Pull every line of the entries that has the word "Hole".

******

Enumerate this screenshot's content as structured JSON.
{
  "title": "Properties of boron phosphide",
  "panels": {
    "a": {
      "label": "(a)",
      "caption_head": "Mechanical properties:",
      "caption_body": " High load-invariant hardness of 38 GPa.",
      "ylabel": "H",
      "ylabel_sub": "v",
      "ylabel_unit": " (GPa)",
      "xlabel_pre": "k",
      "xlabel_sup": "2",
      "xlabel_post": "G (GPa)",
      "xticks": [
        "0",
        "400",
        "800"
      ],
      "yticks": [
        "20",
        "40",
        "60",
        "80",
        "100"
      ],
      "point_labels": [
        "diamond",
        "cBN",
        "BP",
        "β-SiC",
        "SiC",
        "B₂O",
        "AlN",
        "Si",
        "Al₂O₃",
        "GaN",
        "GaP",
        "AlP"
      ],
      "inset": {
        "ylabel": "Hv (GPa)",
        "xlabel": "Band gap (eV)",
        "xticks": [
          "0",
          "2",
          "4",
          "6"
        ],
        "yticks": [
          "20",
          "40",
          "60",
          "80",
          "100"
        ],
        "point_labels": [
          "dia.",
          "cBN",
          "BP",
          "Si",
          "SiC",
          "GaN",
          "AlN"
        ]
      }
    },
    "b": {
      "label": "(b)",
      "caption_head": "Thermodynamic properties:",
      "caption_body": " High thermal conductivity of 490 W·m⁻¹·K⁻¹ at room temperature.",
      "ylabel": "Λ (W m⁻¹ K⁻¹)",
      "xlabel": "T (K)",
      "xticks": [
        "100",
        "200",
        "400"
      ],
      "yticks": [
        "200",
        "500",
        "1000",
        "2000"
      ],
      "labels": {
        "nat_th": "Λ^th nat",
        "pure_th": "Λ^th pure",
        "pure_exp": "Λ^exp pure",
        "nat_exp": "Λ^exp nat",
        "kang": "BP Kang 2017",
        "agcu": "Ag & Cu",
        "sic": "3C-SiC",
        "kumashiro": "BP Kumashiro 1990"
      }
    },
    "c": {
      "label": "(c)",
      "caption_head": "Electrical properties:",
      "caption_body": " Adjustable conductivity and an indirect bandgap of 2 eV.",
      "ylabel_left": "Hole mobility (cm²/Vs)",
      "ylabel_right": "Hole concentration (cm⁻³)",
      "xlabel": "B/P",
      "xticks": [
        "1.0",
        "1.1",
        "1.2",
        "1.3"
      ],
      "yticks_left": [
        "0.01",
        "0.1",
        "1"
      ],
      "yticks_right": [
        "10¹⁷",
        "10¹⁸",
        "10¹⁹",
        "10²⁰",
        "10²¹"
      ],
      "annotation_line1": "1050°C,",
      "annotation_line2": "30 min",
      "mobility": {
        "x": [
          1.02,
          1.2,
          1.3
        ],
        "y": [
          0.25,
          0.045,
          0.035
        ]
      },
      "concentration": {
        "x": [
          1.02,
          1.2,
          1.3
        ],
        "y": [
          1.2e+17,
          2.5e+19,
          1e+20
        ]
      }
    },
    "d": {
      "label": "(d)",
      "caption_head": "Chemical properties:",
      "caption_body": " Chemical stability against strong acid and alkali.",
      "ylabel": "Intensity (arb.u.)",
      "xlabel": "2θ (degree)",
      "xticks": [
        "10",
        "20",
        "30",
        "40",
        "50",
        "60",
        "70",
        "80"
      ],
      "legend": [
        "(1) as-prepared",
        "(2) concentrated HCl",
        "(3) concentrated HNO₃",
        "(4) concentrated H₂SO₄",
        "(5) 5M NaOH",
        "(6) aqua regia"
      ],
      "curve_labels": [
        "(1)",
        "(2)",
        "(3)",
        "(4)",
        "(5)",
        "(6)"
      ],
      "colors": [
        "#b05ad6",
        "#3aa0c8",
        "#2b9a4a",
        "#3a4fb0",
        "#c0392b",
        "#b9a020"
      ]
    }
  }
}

******

- Task solution
      "ylabel_left": "Hole mobility (cm²/Vs)",
      "ylabel_right": "Hole concentration (cm⁻³)",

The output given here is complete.